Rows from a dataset
= = = = = = =
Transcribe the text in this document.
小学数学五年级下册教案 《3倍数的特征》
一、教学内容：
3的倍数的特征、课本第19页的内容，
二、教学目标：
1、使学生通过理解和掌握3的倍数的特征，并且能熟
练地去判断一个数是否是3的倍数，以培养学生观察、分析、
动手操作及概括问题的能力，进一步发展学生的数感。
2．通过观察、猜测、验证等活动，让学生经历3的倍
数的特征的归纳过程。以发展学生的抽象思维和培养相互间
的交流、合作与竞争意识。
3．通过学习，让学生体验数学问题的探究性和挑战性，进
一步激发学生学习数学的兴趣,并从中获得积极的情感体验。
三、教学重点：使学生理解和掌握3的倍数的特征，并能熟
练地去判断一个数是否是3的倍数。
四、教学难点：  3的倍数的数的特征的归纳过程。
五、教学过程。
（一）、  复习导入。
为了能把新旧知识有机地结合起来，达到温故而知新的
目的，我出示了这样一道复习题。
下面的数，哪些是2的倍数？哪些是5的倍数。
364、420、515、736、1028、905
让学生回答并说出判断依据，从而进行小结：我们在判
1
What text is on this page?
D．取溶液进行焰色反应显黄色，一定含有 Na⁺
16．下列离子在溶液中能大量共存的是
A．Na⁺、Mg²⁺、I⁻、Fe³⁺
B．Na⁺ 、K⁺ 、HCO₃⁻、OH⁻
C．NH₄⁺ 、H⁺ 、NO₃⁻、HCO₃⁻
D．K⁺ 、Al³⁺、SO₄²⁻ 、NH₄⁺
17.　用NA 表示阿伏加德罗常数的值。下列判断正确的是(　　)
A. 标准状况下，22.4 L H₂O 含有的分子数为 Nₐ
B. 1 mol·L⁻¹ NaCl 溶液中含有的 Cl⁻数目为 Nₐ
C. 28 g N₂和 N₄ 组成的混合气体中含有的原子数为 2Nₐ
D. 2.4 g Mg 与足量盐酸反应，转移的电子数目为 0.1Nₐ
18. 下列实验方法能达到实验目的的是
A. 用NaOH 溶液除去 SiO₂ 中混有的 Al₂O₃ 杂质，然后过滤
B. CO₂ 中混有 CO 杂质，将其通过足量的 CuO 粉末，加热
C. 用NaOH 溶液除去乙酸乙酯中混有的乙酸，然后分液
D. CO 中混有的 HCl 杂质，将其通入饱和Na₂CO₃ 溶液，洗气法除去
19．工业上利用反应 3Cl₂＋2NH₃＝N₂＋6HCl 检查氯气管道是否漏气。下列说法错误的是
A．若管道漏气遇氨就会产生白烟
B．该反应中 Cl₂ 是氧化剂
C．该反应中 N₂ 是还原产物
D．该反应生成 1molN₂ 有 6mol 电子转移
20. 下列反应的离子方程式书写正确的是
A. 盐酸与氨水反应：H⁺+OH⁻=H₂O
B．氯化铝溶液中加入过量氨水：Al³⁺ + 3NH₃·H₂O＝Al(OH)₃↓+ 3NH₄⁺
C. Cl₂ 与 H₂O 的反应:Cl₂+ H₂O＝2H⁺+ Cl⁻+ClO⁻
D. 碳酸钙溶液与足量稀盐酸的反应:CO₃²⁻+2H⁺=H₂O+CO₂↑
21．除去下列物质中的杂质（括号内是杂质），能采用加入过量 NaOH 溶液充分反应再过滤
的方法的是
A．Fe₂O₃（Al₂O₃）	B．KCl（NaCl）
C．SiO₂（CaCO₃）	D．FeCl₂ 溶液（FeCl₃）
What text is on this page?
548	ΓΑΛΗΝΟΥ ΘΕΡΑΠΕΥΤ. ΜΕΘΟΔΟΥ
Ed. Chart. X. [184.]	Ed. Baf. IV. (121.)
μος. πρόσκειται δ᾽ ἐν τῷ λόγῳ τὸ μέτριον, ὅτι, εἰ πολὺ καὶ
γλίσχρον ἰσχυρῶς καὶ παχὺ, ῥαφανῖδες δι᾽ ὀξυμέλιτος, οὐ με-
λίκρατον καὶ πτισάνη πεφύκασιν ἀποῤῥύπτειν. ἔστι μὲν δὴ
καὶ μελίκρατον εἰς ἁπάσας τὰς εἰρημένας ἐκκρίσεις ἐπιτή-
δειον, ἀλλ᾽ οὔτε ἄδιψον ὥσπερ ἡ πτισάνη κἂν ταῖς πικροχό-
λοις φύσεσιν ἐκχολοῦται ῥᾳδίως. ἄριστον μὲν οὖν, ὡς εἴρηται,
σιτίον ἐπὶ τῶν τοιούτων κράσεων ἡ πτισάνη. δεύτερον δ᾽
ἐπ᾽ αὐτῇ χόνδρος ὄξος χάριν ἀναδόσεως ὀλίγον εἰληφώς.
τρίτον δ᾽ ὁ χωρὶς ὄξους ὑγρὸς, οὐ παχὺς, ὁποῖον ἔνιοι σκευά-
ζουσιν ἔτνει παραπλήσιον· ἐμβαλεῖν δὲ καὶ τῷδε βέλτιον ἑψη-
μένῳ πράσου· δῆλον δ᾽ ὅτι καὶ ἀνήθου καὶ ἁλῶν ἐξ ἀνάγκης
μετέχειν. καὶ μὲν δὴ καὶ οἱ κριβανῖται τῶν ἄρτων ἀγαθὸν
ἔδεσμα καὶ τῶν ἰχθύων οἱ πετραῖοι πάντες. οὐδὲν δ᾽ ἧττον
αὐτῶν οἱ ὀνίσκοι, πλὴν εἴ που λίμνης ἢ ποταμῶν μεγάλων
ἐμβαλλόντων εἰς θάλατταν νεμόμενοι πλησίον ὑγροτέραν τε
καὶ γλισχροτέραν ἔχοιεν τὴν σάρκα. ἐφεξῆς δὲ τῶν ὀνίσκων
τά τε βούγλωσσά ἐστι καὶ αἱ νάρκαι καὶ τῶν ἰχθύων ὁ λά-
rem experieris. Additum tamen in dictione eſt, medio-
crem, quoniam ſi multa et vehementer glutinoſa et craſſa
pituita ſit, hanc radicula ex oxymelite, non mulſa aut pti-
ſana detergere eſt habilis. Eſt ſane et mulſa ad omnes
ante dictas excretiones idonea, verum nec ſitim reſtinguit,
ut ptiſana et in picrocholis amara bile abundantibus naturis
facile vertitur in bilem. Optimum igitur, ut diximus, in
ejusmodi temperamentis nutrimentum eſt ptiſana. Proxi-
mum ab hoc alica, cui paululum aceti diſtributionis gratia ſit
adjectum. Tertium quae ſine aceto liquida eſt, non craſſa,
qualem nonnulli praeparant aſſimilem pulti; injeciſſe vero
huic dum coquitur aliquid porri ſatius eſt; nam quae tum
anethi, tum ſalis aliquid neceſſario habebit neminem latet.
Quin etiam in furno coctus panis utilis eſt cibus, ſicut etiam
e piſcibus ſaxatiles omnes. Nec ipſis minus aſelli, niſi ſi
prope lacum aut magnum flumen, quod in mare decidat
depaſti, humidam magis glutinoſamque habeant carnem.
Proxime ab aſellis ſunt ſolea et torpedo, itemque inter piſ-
= = = = = = =
- **REQUIREMENTS**
Gather all lines of the records that include the word "ἰχθύων".

- **SOLVED PROBLEM**
ἔδεσμα καὶ τῶν ἰχθύων οἱ πετραῖοι πάντες. οὐδὲν δ᾽ ἧττον
τά τε βούγλωσσά ἐστι καὶ αἱ νάρκαι καὶ τῶν ἰχθύων ὁ λά-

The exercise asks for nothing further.